→ **Task details**
Find every line in the records below that holds the word "менее" and copy it.

--- Begin Data extract ---

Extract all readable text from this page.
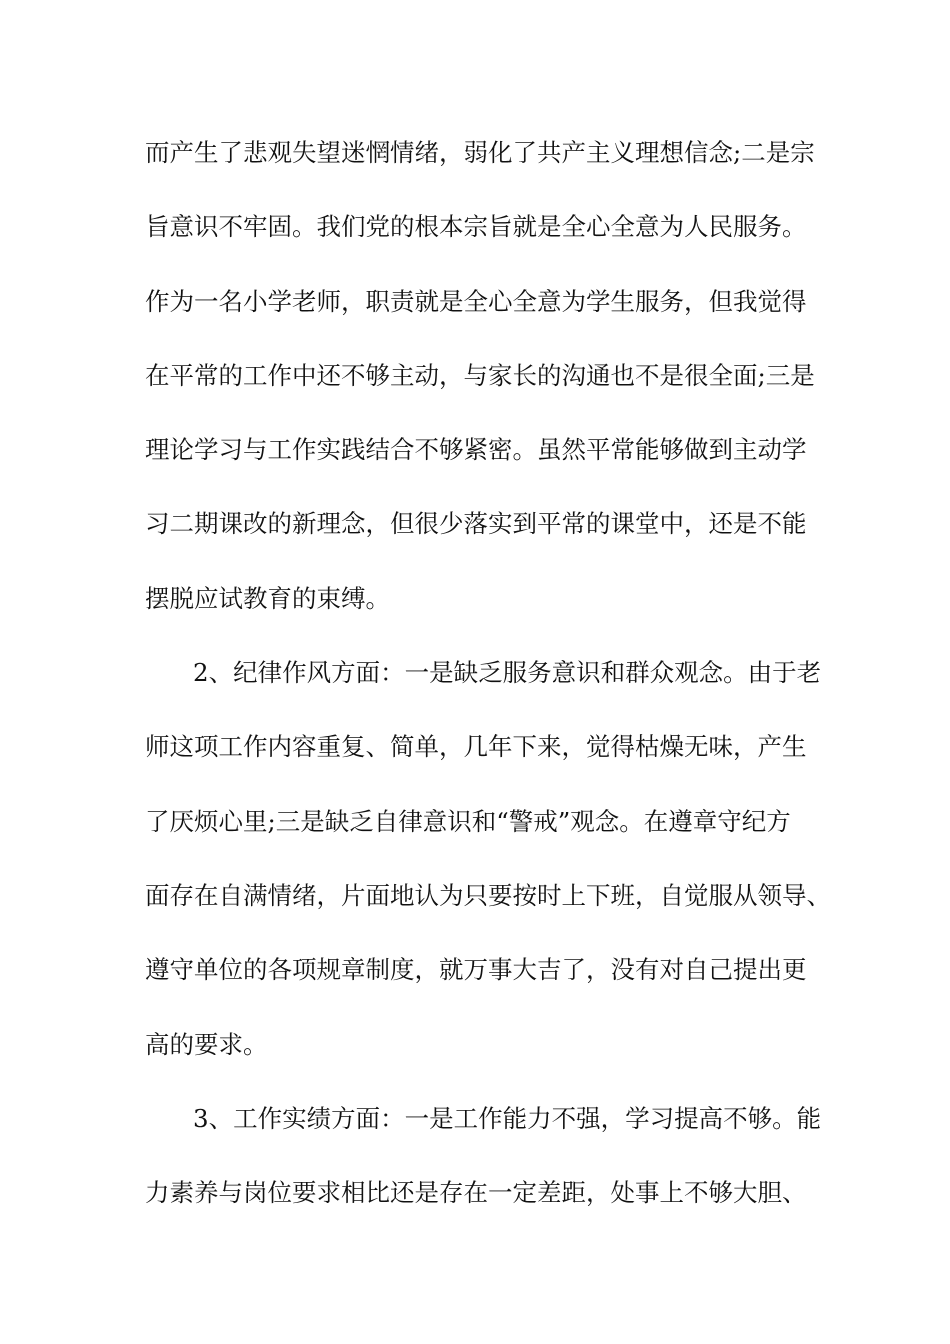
而产生了悲观失望迷惘情绪，弱化了共产主义理想信念;二是宗
旨意识不牢固。我们党的根本宗旨就是全心全意为人民服务。
作为一名小学老师，职责就是全心全意为学生服务，但我觉得
在平常的工作中还不够主动，与家长的沟通也不是很全面;三是
理论学习与工作实践结合不够紧密。虽然平常能够做到主动学
习二期课改的新理念，但很少落实到平常的课堂中，还是不能
摆脱应试教育的束缚。
2、纪律作风方面：一是缺乏服务意识和群众观念。由于老
师这项工作内容重复、简单，几年下来，觉得枯燥无味，产生
了厌烦心里;三是缺乏自律意识和“警戒”观念。在遵章守纪方
面存在自满情绪，片面地认为只要按时上下班，自觉服从领导、
遵守单位的各项规章制度，就万事大吉了，没有对自己提出更
高的要求。
3、工作实绩方面：一是工作能力不强，学习提高不够。能
力素养与岗位要求相比还是存在一定差距，处事上不够大胆、
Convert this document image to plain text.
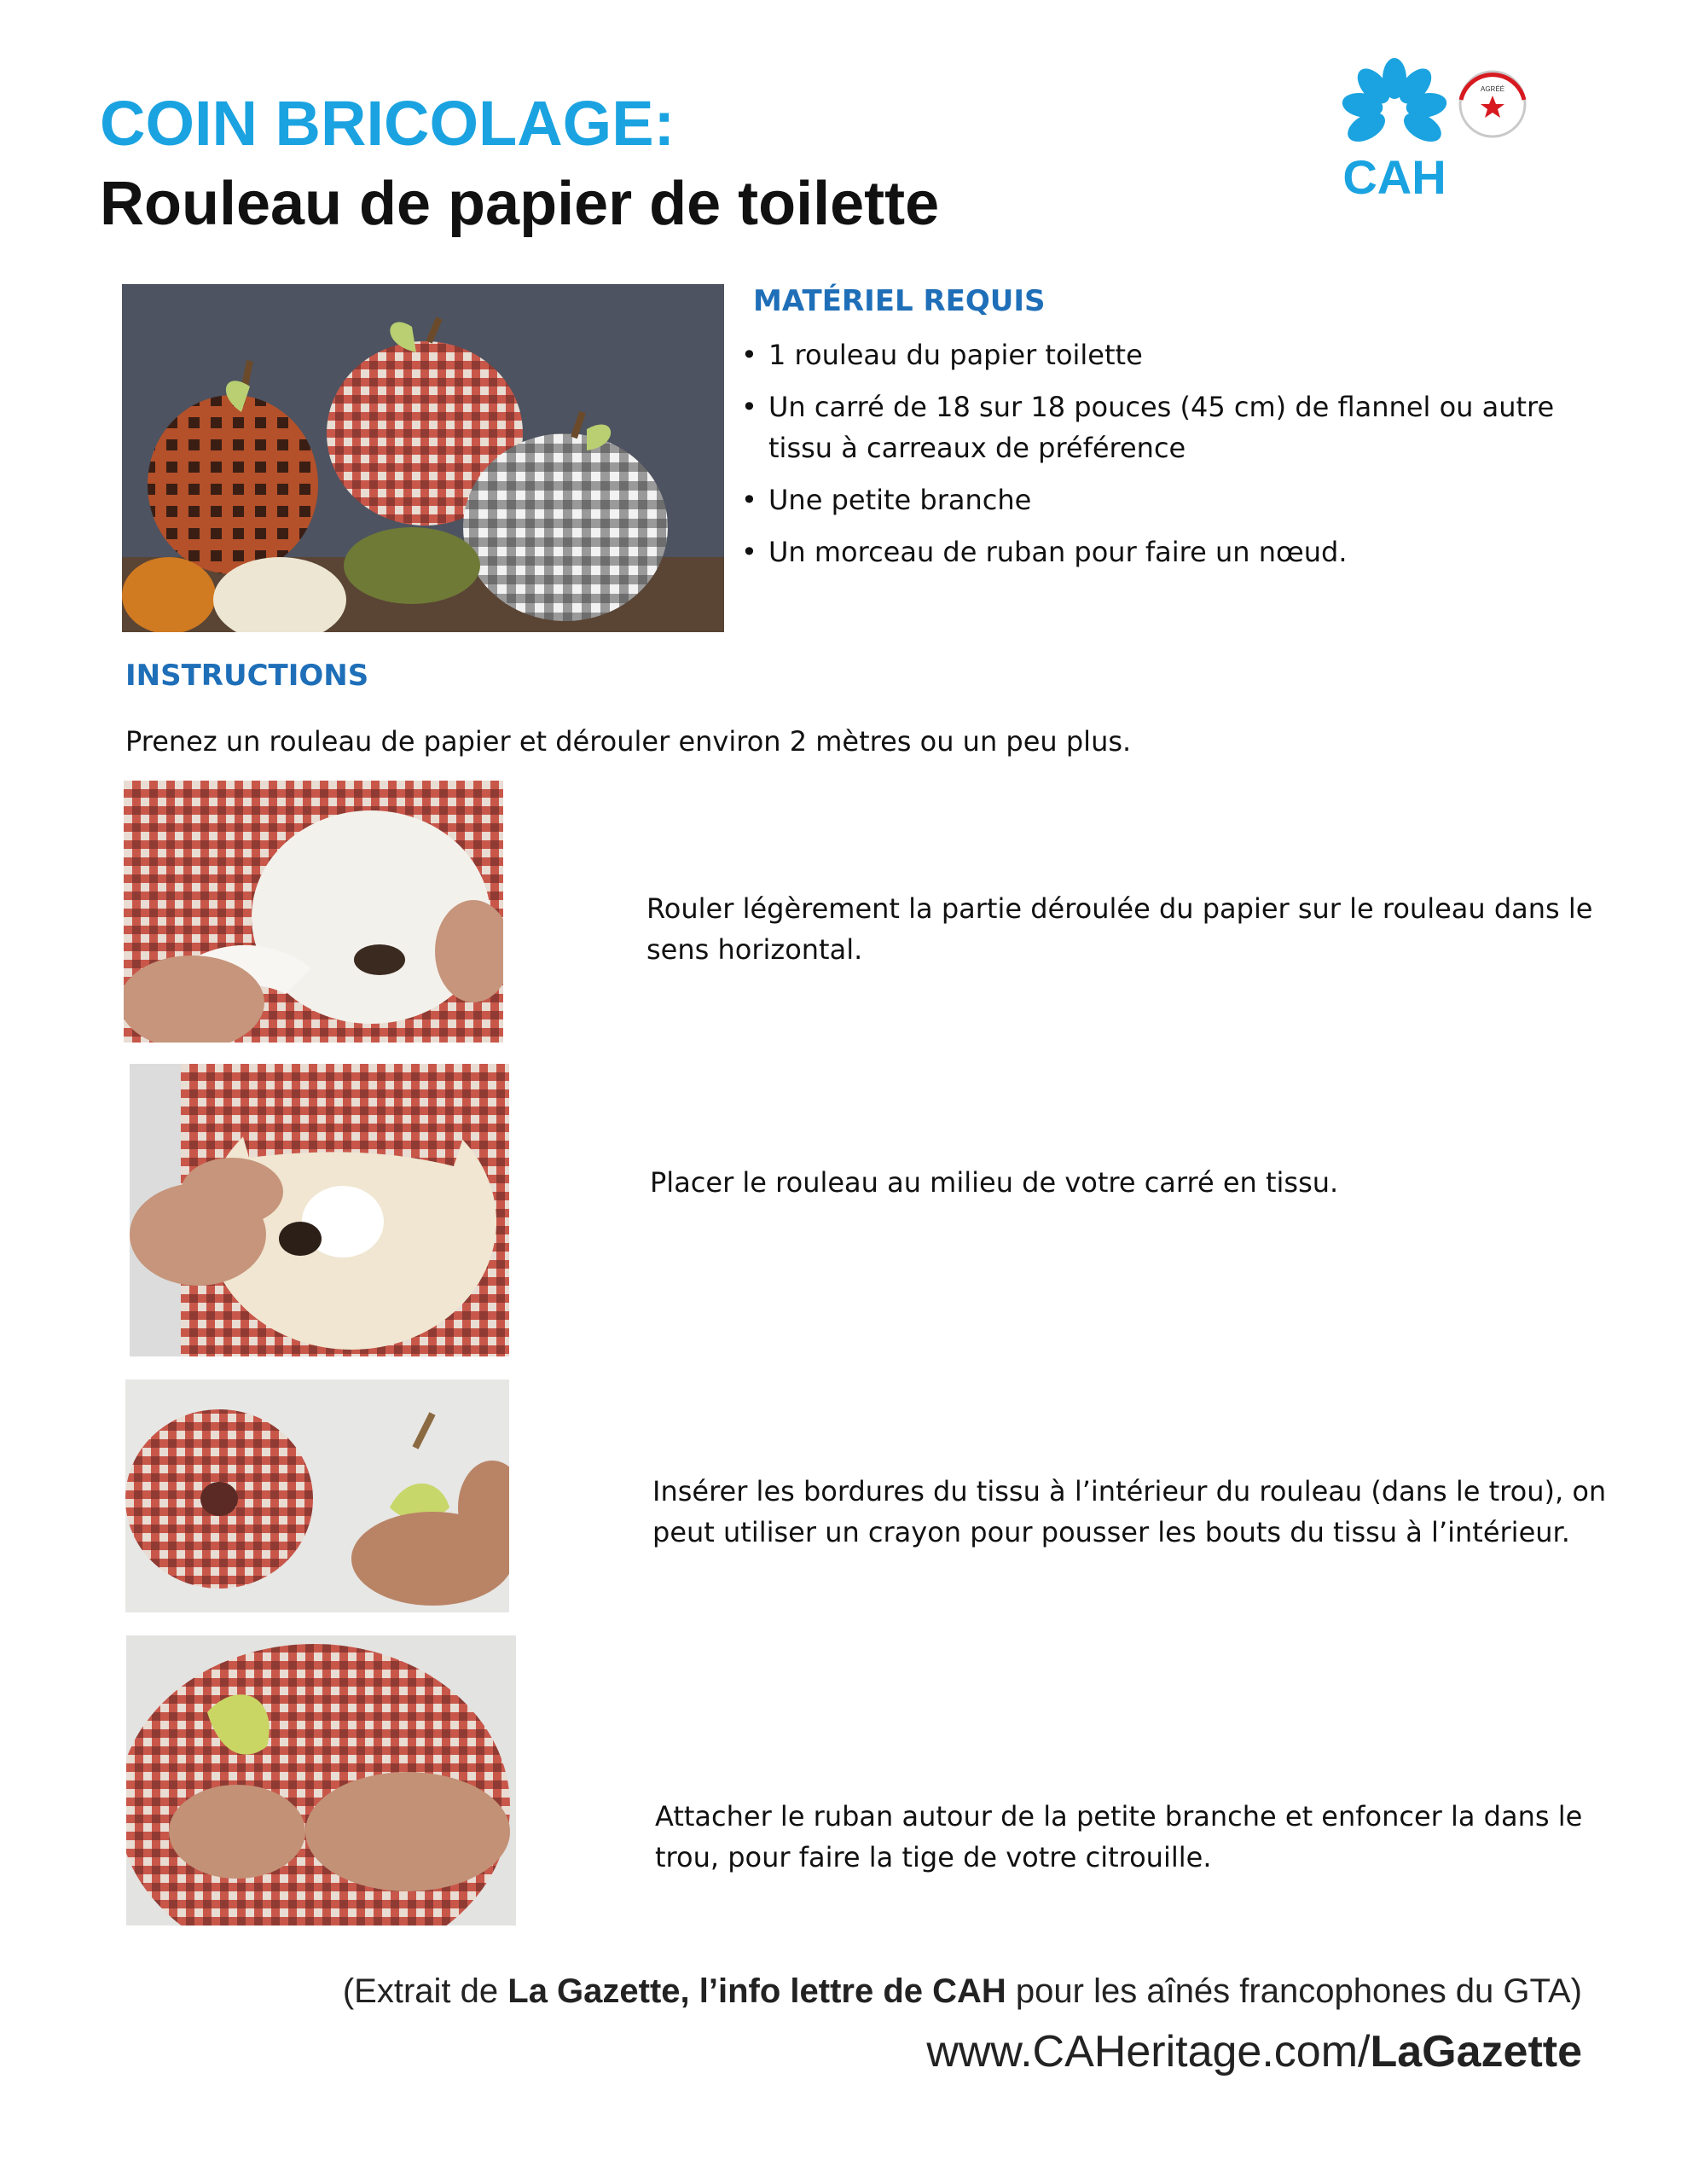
COIN BRICOLAGE:
Rouleau de papier de toilette	CAH
AGRÉÉ
MATÉRIEL REQUIS
• 1 rouleau du papier toilette
• Un carré de 18 sur 18 pouces (45 cm) de flannel ou autre tissu à carreaux de préférence
• Une petite branche
• Un morceau de ruban pour faire un nœud.
INSTRUCTIONS
Prenez un rouleau de papier et dérouler environ 2 mètres ou un peu plus.
Rouler légèrement la partie déroulée du papier sur le rouleau dans le sens horizontal.
Placer le rouleau au milieu de votre carré en tissu.
Insérer les bordures du tissu à l’intérieur du rouleau (dans le trou), on peut utiliser un crayon pour pousser les bouts du tissu à l’intérieur.
Attacher le ruban autour de la petite branche et enfoncer la dans le trou, pour faire la tige de votre citrouille.
(Extrait de La Gazette, l’info lettre de CAH pour les aînés francophones du GTA)
www.CAHeritage.com/LaGazette
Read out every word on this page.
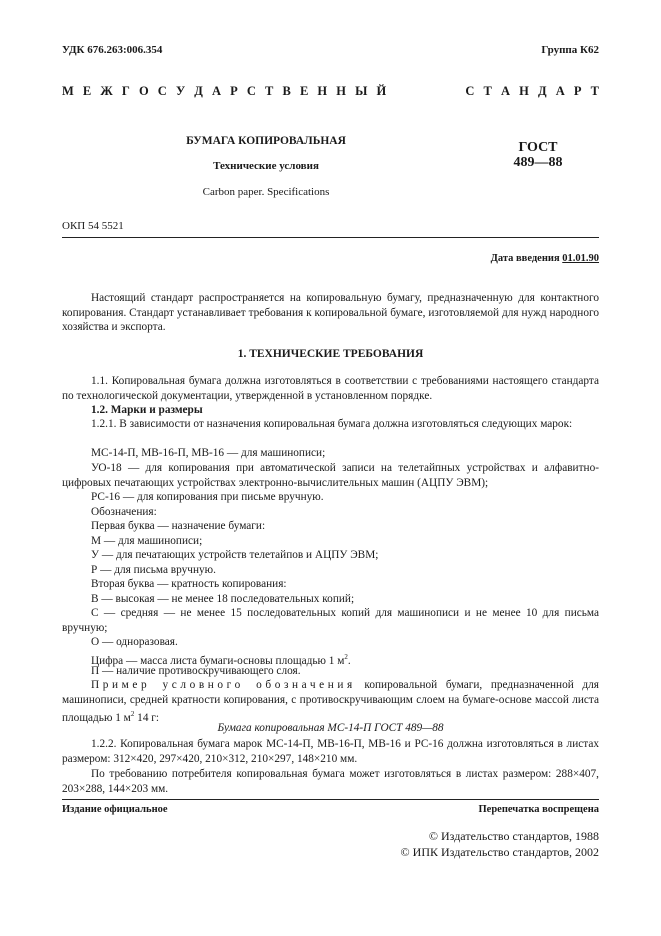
УДК 676.263:006.354	Группа К62
М Е Ж Г О С У Д А Р С Т В Е Н Н Ы Й	С Т А Н Д А Р Т
БУМАГА КОПИРОВАЛЬНАЯ
Технические условия
Carbon paper. Specifications
ГОСТ
489—88
ОКП 54 5521
Дата введения 01.01.90
Настоящий стандарт распространяется на копировальную бумагу, предназначенную для контактного копирования. Стандарт устанавливает требования к копировальной бумаге, изготовляемой для нужд народного хозяйства и экспорта.
1. ТЕХНИЧЕСКИЕ ТРЕБОВАНИЯ
1.1. Копировальная бумага должна изготовляться в соответствии с требованиями настоящего стандарта по технологической документации, утвержденной в установленном порядке.
1.2. Марки и размеры
1.2.1. В зависимости от назначения копировальная бумага должна изготовляться следующих марок:
МС-14-П, МВ-16-П, МВ-16 — для машинописи;
УО-18 — для копирования при автоматической записи на телетайпных устройствах и алфавитно-цифровых печатающих устройствах электронно-вычислительных машин (АЦПУ ЭВМ);
РС-16 — для копирования при письме вручную.
Обозначения:
Первая буква — назначение бумаги:
М — для машинописи;
У — для печатающих устройств телетайпов и АЦПУ ЭВМ;
Р — для письма вручную.
Вторая буква — кратность копирования:
В — высокая — не менее 18 последовательных копий;
С — средняя — не менее 15 последовательных копий для машинописи и не менее 10 для письма вручную;
О — одноразовая.
Цифра — масса листа бумаги-основы площадью 1 $м^2$.
П — наличие противоскручивающего слоя.
Пример условного обозначения копировальной бумаги, предназначенной для машинописи, средней кратности копирования, с противоскручивающим слоем на бумаге-основе массой листа площадью 1 $м^2$ 14 г:
Бумага копировальная МС-14-П ГОСТ 489—88
1.2.2. Копировальная бумага марок МС-14-П, МВ-16-П, МВ-16 и РС-16 должна изготовляться в листах размером: 312×420, 297×420, 210×312, 210×297, 148×210 мм.
По требованию потребителя копировальная бумага может изготовляться в листах размером: 288×407, 203×288, 144×203 мм.
Издание официальное	Перепечатка воспрещена
© Издательство стандартов, 1988
© ИПК Издательство стандартов, 2002
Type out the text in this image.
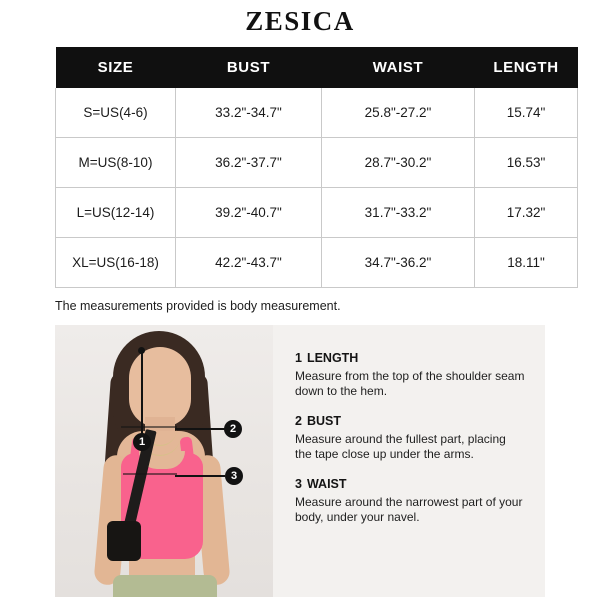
ZESICA
SIZE	BUST	WAIST	LENGTH
S=US(4-6)	33.2"-34.7"	25.8"-27.2"	15.74"
M=US(8-10)	36.2"-37.7"	28.7"-30.2"	16.53"
L=US(12-14)	39.2"-40.7"	31.7"-33.2"	17.32"
XL=US(16-18)	42.2"-43.7"	34.7"-36.2"	18.11"
The measurements provided is body measurement.
1
2
3
1 LENGTH
Measure from the top of the shoulder seam down to the hem.
2 BUST
Measure around the fullest part, placing the tape close up under the arms.
3 WAIST
Measure around the narrowest part of your body, under your navel.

--- End Data extract ---

→ **Response for this exercise**
В — высокая — не менее 18 последовательных копий;
С — средняя — не менее 15 последовательных копий для машинописи и не менее 10 для письма вручную;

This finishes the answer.